> **What to produce**:
Pick out every line holding the string "Критическое" and copy it.

> **Data section**:
——————
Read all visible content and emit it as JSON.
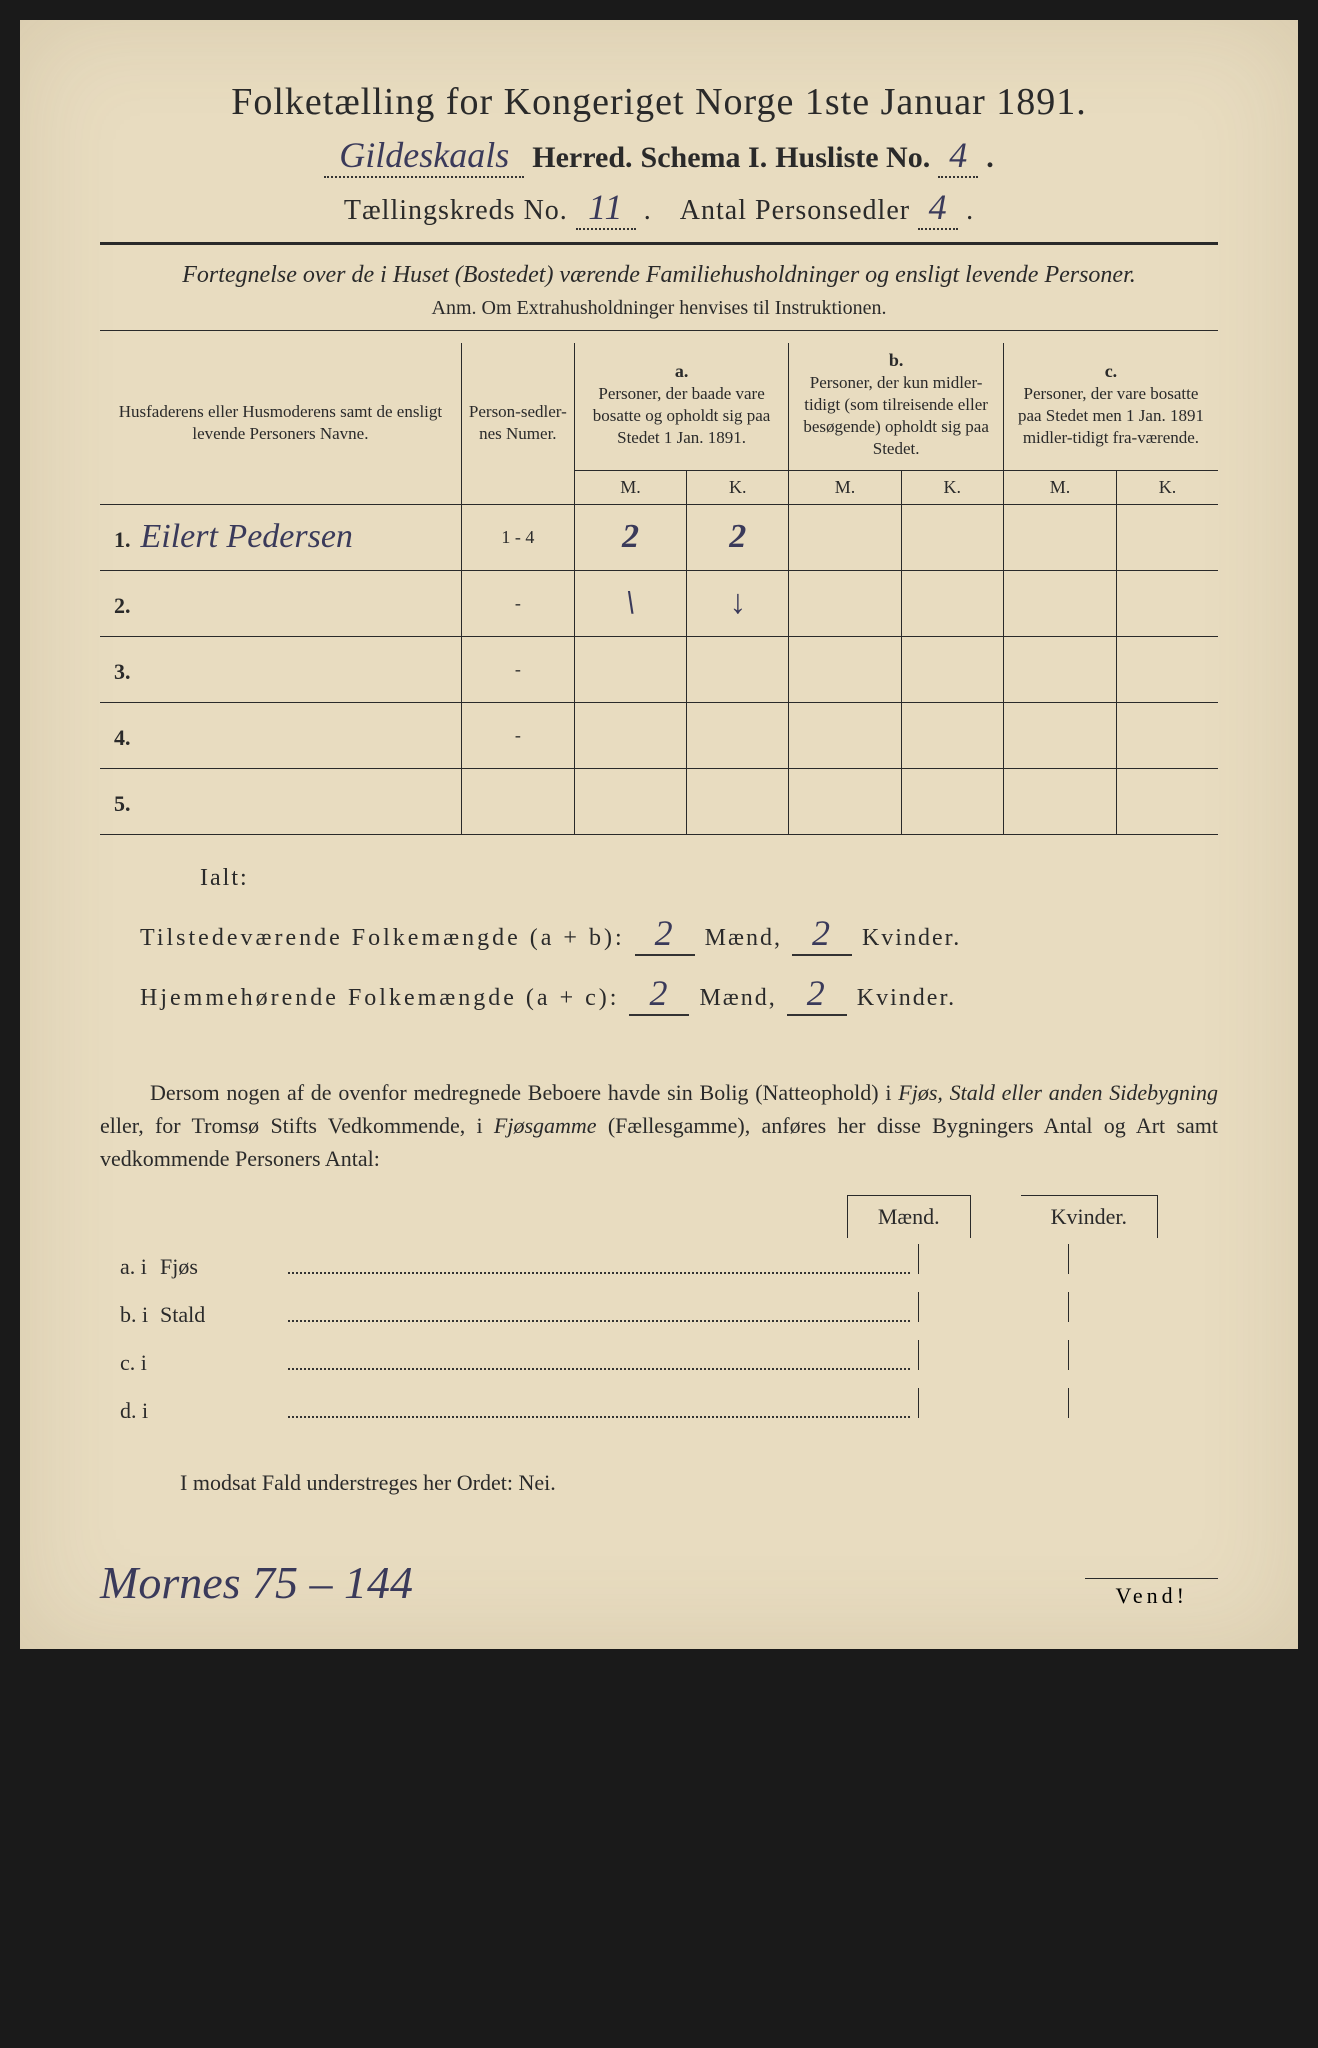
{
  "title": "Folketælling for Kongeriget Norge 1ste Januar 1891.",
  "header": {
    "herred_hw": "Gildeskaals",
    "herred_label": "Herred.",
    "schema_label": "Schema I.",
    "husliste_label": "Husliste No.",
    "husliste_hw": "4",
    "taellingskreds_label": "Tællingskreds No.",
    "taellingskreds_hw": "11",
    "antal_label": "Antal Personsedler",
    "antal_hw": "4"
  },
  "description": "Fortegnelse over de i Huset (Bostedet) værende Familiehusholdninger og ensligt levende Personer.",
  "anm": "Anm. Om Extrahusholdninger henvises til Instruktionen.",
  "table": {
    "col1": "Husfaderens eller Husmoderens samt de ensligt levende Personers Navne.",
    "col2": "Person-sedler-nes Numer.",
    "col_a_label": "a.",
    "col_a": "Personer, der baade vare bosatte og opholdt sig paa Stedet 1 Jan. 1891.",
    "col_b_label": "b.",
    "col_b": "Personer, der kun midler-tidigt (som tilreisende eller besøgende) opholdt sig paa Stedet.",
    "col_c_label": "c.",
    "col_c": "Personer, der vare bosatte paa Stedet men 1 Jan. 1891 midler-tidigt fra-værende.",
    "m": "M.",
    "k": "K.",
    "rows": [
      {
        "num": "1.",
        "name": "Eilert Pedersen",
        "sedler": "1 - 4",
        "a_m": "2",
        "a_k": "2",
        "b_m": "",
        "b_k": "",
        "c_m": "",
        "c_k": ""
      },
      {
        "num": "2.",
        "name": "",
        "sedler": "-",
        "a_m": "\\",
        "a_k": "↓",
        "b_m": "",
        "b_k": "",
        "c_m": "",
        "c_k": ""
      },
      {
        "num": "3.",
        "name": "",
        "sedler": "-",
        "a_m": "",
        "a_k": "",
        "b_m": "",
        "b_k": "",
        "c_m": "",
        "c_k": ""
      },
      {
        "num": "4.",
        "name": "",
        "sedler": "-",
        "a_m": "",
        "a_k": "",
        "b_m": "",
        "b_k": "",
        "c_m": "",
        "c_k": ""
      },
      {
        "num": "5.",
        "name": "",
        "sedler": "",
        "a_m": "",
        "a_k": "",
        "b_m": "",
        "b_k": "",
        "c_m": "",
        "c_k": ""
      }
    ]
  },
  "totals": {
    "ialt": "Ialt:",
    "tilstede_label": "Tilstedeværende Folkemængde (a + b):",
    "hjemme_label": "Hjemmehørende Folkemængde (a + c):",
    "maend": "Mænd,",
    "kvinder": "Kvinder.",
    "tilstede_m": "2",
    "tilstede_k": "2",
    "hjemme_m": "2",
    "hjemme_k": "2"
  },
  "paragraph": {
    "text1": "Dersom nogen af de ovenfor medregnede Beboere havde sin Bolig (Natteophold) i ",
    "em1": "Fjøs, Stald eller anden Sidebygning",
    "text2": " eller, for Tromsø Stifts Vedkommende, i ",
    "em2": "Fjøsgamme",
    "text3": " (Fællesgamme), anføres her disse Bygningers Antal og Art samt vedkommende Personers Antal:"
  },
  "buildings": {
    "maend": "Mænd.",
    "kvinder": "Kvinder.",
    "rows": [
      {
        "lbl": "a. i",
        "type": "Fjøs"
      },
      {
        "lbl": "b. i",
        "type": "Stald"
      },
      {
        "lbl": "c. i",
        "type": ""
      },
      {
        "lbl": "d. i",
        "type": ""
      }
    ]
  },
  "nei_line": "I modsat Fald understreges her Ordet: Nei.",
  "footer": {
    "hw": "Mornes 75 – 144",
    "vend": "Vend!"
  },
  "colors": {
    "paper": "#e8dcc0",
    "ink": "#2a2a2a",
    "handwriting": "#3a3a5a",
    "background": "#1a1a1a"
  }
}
——————
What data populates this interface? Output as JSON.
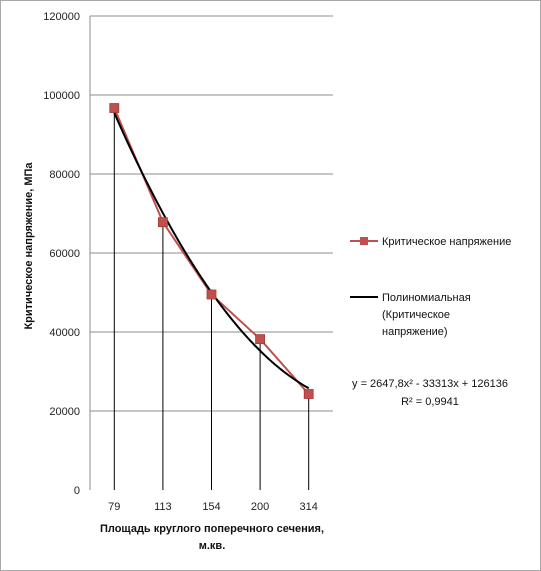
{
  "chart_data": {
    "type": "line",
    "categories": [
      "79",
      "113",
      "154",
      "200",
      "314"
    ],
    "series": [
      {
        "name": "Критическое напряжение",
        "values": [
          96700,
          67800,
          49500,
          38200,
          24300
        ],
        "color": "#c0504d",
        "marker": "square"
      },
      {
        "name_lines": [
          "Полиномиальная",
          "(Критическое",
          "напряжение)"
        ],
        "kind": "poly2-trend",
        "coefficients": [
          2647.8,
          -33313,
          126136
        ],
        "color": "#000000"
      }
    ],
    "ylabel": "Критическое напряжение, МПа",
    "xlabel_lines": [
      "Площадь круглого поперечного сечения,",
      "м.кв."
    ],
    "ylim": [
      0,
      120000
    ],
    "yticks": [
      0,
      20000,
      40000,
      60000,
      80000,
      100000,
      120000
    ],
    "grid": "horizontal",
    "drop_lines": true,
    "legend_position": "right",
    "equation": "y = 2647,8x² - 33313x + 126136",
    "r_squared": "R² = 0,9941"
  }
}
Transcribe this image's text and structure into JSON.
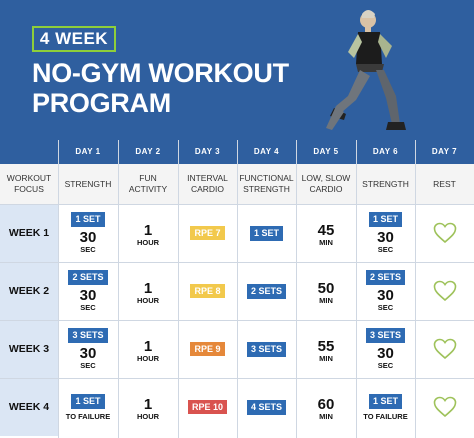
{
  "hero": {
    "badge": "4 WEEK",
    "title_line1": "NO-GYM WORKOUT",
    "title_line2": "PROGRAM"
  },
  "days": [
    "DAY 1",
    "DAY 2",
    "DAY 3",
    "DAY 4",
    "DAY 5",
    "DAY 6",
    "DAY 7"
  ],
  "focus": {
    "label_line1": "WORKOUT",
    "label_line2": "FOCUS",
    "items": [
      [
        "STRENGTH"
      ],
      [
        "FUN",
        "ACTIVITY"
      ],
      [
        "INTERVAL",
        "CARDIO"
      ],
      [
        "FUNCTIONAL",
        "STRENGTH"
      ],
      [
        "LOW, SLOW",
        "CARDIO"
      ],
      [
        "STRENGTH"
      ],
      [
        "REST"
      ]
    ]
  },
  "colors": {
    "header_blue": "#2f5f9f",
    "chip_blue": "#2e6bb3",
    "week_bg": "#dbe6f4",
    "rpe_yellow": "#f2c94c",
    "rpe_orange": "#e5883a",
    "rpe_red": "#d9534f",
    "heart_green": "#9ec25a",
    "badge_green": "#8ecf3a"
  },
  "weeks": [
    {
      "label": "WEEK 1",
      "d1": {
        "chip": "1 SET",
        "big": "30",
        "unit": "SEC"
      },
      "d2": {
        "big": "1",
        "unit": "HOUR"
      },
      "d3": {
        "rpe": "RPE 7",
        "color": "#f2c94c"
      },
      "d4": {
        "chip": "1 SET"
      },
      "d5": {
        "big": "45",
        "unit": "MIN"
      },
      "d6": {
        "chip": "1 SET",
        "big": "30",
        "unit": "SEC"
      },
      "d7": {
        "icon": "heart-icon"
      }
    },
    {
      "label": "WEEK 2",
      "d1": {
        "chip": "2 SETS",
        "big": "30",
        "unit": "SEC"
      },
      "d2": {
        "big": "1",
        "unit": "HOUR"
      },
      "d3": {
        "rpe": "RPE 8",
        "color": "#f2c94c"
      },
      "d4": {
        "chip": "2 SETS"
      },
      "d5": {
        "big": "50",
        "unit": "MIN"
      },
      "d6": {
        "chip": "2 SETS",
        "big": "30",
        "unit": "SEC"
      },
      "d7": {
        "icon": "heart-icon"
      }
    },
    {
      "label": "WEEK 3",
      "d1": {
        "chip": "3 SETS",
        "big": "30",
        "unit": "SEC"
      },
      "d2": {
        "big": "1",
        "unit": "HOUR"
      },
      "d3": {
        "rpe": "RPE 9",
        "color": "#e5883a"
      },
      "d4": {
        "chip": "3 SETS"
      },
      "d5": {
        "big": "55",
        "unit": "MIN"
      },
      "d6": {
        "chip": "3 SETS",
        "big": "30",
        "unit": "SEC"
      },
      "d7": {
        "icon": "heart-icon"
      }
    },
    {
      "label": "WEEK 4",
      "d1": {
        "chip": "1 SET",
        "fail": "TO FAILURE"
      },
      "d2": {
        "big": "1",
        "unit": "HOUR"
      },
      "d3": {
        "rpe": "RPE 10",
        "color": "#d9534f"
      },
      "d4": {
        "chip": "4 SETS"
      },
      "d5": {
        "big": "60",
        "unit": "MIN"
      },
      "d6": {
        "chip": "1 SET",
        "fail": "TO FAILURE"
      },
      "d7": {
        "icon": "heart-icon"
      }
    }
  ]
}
——————
> **Finished answer**:
        "name": "Критическое напряжение",
          "(Критическое",
    "ylabel": "Критическое напряжение, МПа",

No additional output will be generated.